→ EXERCISE
Write out all of the lines below, exactly and completely.

** Begin **

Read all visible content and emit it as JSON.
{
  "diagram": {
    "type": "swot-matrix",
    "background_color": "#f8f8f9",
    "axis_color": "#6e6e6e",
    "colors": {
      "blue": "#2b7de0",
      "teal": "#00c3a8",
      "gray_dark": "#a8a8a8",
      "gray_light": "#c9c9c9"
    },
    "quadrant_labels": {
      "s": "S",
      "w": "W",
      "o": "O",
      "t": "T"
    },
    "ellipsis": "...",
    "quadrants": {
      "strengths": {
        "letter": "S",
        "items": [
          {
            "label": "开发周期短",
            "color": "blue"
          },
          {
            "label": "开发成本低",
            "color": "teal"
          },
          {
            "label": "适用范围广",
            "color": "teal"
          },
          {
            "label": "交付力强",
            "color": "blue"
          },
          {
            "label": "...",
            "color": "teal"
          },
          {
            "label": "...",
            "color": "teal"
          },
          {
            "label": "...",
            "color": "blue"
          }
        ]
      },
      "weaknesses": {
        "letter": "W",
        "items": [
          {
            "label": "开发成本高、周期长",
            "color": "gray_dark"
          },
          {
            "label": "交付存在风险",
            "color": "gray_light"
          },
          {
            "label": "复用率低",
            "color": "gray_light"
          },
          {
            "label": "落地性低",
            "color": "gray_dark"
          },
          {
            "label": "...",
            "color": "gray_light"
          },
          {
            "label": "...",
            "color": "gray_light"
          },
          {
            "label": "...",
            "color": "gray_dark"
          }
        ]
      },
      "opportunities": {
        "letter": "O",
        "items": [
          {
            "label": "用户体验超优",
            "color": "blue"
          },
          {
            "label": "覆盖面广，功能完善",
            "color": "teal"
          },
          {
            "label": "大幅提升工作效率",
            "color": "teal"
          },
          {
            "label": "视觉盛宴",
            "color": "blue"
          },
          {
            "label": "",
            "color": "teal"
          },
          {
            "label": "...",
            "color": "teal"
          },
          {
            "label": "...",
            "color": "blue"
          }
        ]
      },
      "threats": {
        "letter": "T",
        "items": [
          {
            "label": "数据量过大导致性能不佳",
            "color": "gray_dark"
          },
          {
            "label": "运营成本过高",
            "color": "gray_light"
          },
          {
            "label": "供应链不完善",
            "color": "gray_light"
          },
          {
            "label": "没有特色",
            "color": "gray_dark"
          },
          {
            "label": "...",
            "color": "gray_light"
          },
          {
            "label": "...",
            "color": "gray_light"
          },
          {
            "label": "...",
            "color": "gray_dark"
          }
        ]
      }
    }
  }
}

** End **

→ EXERCISE OUTPUT
Read all visible content and emit it as JSON.
{
  "diagram": {
    "type": "swot-matrix",
    "background_color": "#f8f8f9",
    "axis_color": "#6e6e6e",
    "colors": {
      "blue": "#2b7de0",
      "teal": "#00c3a8",
      "gray_dark": "#a8a8a8",
      "gray_light": "#c9c9c9"
    },
    "quadrant_labels": {
      "s": "S",
      "w": "W",
      "o": "O",
      "t": "T"
    },
    "ellipsis": "...",
    "quadrants": {
      "strengths": {
        "letter": "S",
        "items": [
          {
            "label": "开发周期短",
            "color": "blue"
          },
          {
            "label": "开发成本低",
            "color": "teal"
          },
          {
            "label": "适用范围广",
            "color": "teal"
          },
          {
            "label": "交付力强",
            "color": "blue"
          },
          {
            "label": "...",
            "color": "teal"
          },
          {
            "label": "...",
            "color": "teal"
          },
          {
            "label": "...",
            "color": "blue"
          }
        ]
      },
      "weaknesses": {
        "letter": "W",
        "items": [
          {
            "label": "开发成本高、周期长",
            "color": "gray_dark"
          },
          {
            "label": "交付存在风险",
            "color": "gray_light"
          },
          {
            "label": "复用率低",
            "color": "gray_light"
          },
          {
            "label": "落地性低",
            "color": "gray_dark"
          },
          {
            "label": "...",
            "color": "gray_light"
          },
          {
            "label": "...",
            "color": "gray_light"
          },
          {
            "label": "...",
            "color": "gray_dark"
          }
        ]
      },
      "opportunities": {
        "letter": "O",
        "items": [
          {
            "label": "用户体验超优",
            "color": "blue"
          },
          {
            "label": "覆盖面广，功能完善",
            "color": "teal"
          },
          {
            "label": "大幅提升工作效率",
            "color": "teal"
          },
          {
            "label": "视觉盛宴",
            "color": "blue"
          },
          {
            "label": "",
            "color": "teal"
          },
          {
            "label": "...",
            "color": "teal"
          },
          {
            "label": "...",
            "color": "blue"
          }
        ]
      },
      "threats": {
        "letter": "T",
        "items": [
          {
            "label": "数据量过大导致性能不佳",
            "color": "gray_dark"
          },
          {
            "label": "运营成本过高",
            "color": "gray_light"
          },
          {
            "label": "供应链不完善",
            "color": "gray_light"
          },
          {
            "label": "没有特色",
            "color": "gray_dark"
          },
          {
            "label": "...",
            "color": "gray_light"
          },
          {
            "label": "...",
            "color": "gray_light"
          },
          {
            "label": "...",
            "color": "gray_dark"
          }
        ]
      }
    }
  }
}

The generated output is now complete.